Set problem: Faithfully return all lines, omitting every embedded picture.

☆ ☆ ☆

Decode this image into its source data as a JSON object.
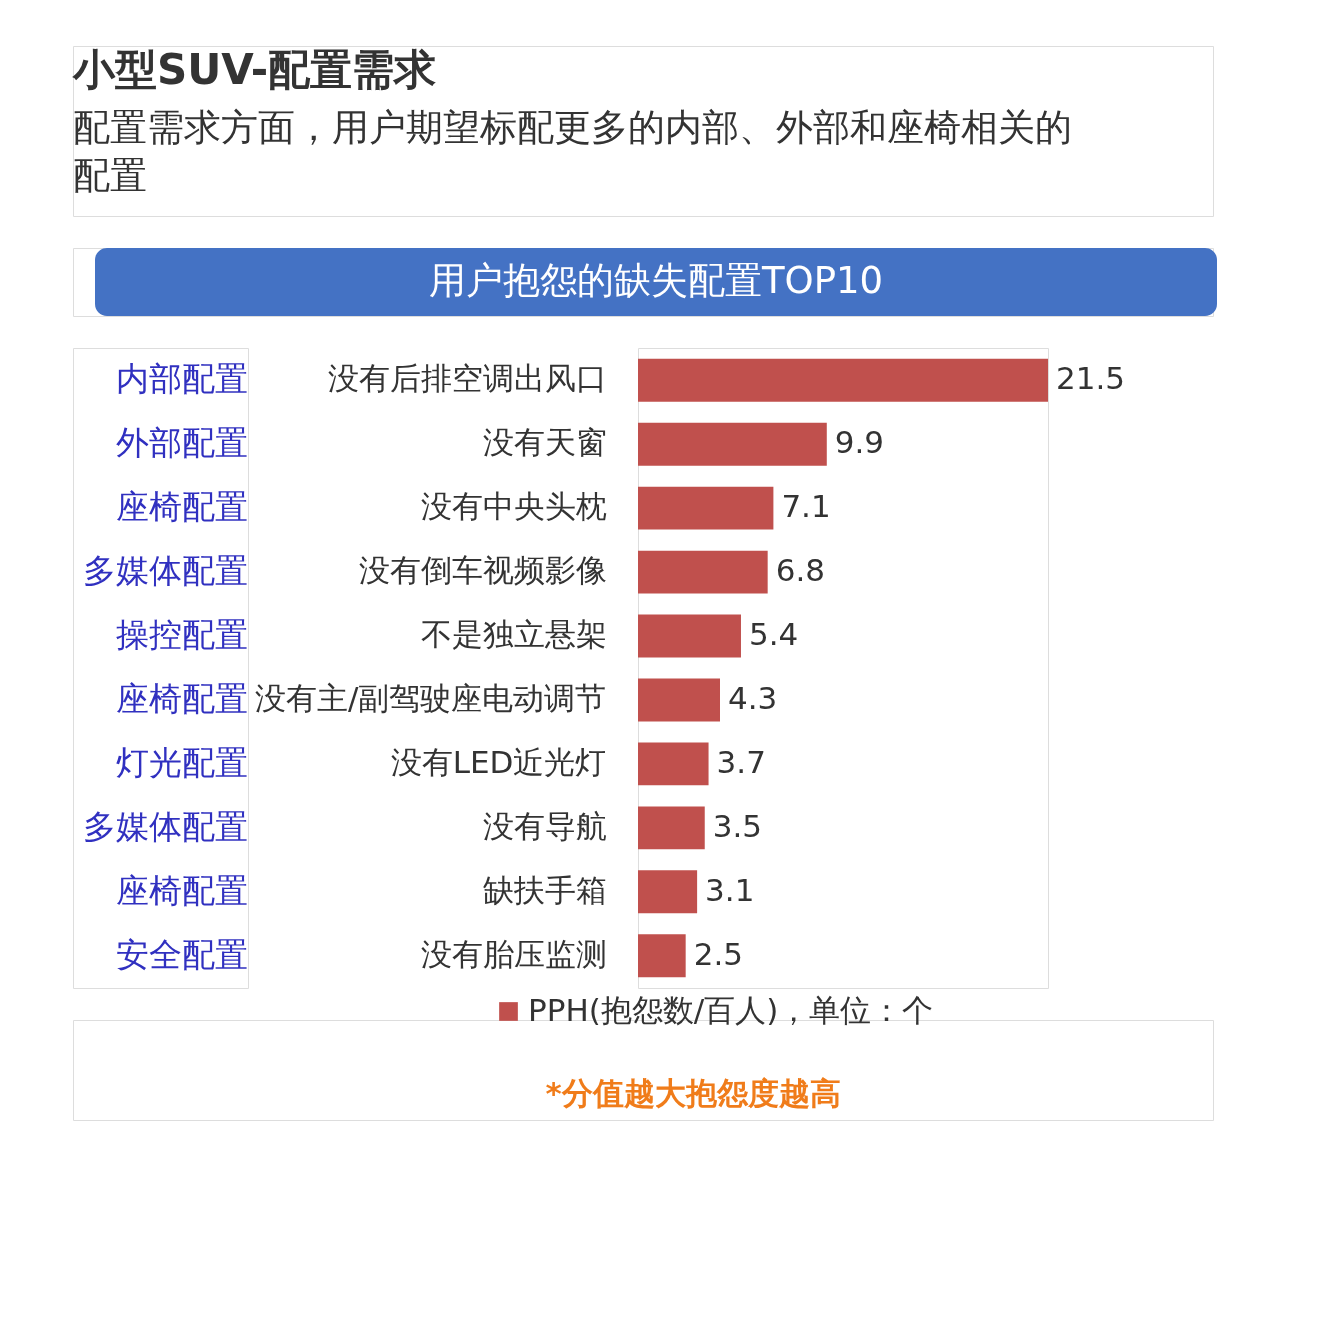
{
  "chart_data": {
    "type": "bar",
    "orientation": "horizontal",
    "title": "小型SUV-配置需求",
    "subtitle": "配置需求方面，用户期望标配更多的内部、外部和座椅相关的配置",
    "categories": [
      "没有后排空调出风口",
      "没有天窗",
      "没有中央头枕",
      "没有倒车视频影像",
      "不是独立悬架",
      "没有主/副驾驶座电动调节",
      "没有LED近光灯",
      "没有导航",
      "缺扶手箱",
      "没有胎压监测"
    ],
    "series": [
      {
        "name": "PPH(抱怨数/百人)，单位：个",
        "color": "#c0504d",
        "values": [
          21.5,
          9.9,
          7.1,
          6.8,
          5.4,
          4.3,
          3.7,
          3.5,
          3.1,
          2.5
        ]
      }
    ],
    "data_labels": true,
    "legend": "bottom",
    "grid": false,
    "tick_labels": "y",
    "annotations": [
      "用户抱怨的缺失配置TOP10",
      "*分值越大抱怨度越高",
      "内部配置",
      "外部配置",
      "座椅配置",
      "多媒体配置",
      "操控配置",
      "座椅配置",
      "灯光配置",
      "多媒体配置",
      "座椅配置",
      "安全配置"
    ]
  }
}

☆ ☆ ☆

Output for this exercise:
Decode this image into its source data as a JSON object.
{
  "chart_data": {
    "type": "bar",
    "orientation": "horizontal",
    "title": "小型SUV-配置需求",
    "subtitle": "配置需求方面，用户期望标配更多的内部、外部和座椅相关的配置",
    "categories": [
      "没有后排空调出风口",
      "没有天窗",
      "没有中央头枕",
      "没有倒车视频影像",
      "不是独立悬架",
      "没有主/副驾驶座电动调节",
      "没有LED近光灯",
      "没有导航",
      "缺扶手箱",
      "没有胎压监测"
    ],
    "series": [
      {
        "name": "PPH(抱怨数/百人)，单位：个",
        "color": "#c0504d",
        "values": [
          21.5,
          9.9,
          7.1,
          6.8,
          5.4,
          4.3,
          3.7,
          3.5,
          3.1,
          2.5
        ]
      }
    ],
    "data_labels": true,
    "legend": "bottom",
    "grid": false,
    "tick_labels": "y",
    "annotations": [
      "用户抱怨的缺失配置TOP10",
      "*分值越大抱怨度越高",
      "内部配置",
      "外部配置",
      "座椅配置",
      "多媒体配置",
      "操控配置",
      "座椅配置",
      "灯光配置",
      "多媒体配置",
      "座椅配置",
      "安全配置"
    ]
  }
}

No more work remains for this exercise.